**PROBLEM TO WORK ON**
Every record below should be printed exactly as given.

=== LISTED ENTRIES ===

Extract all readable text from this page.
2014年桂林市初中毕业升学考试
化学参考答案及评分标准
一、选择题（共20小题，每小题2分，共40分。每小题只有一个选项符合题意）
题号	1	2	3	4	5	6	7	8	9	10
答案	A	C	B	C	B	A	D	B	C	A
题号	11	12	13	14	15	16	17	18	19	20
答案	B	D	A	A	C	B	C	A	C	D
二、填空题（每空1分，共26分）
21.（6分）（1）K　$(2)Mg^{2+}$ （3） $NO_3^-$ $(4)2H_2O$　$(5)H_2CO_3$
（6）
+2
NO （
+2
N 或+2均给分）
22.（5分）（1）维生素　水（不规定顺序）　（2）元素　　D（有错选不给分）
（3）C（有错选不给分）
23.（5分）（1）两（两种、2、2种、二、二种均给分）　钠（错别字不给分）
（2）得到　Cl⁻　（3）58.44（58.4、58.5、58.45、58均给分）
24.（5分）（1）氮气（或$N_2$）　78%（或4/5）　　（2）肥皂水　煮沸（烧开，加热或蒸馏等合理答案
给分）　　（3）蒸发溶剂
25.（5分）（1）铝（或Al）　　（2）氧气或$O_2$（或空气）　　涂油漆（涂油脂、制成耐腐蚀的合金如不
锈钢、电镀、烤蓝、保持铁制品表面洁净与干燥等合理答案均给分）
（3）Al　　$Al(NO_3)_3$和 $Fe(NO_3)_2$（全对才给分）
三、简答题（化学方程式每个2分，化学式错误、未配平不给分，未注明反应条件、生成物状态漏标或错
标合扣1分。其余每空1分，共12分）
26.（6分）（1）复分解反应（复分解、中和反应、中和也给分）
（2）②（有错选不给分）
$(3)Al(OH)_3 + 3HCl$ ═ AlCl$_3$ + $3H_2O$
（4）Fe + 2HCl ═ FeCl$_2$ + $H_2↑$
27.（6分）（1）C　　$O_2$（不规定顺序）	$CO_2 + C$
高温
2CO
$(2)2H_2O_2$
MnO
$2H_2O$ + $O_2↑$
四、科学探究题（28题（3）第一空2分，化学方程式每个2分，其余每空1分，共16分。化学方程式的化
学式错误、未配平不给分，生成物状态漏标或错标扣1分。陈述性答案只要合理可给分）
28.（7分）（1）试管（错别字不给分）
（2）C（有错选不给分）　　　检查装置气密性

===

**EXERCISE RESPONSE**
Extract all readable text from this page.
2014年桂林市初中毕业升学考试
化学参考答案及评分标准
一、选择题（共20小题，每小题2分，共40分。每小题只有一个选项符合题意）
题号	1	2	3	4	5	6	7	8	9	10
答案	A	C	B	C	B	A	D	B	C	A
题号	11	12	13	14	15	16	17	18	19	20
答案	B	D	A	A	C	B	C	A	C	D
二、填空题（每空1分，共26分）
21.（6分）（1）K　$(2)Mg^{2+}$ （3） $NO_3^-$ $(4)2H_2O$　$(5)H_2CO_3$
（6）
+2
NO （
+2
N 或+2均给分）
22.（5分）（1）维生素　水（不规定顺序）　（2）元素　　D（有错选不给分）
（3）C（有错选不给分）
23.（5分）（1）两（两种、2、2种、二、二种均给分）　钠（错别字不给分）
（2）得到　Cl⁻　（3）58.44（58.4、58.5、58.45、58均给分）
24.（5分）（1）氮气（或$N_2$）　78%（或4/5）　　（2）肥皂水　煮沸（烧开，加热或蒸馏等合理答案
给分）　　（3）蒸发溶剂
25.（5分）（1）铝（或Al）　　（2）氧气或$O_2$（或空气）　　涂油漆（涂油脂、制成耐腐蚀的合金如不
锈钢、电镀、烤蓝、保持铁制品表面洁净与干燥等合理答案均给分）
（3）Al　　$Al(NO_3)_3$和 $Fe(NO_3)_2$（全对才给分）
三、简答题（化学方程式每个2分，化学式错误、未配平不给分，未注明反应条件、生成物状态漏标或错
标合扣1分。其余每空1分，共12分）
26.（6分）（1）复分解反应（复分解、中和反应、中和也给分）
（2）②（有错选不给分）
$(3)Al(OH)_3 + 3HCl$ ═ AlCl$_3$ + $3H_2O$
（4）Fe + 2HCl ═ FeCl$_2$ + $H_2↑$
27.（6分）（1）C　　$O_2$（不规定顺序）	$CO_2 + C$
高温
2CO
$(2)2H_2O_2$
MnO
$2H_2O$ + $O_2↑$
四、科学探究题（28题（3）第一空2分，化学方程式每个2分，其余每空1分，共16分。化学方程式的化
学式错误、未配平不给分，生成物状态漏标或错标扣1分。陈述性答案只要合理可给分）
28.（7分）（1）试管（错别字不给分）
（2）C（有错选不给分）　　　检查装置气密性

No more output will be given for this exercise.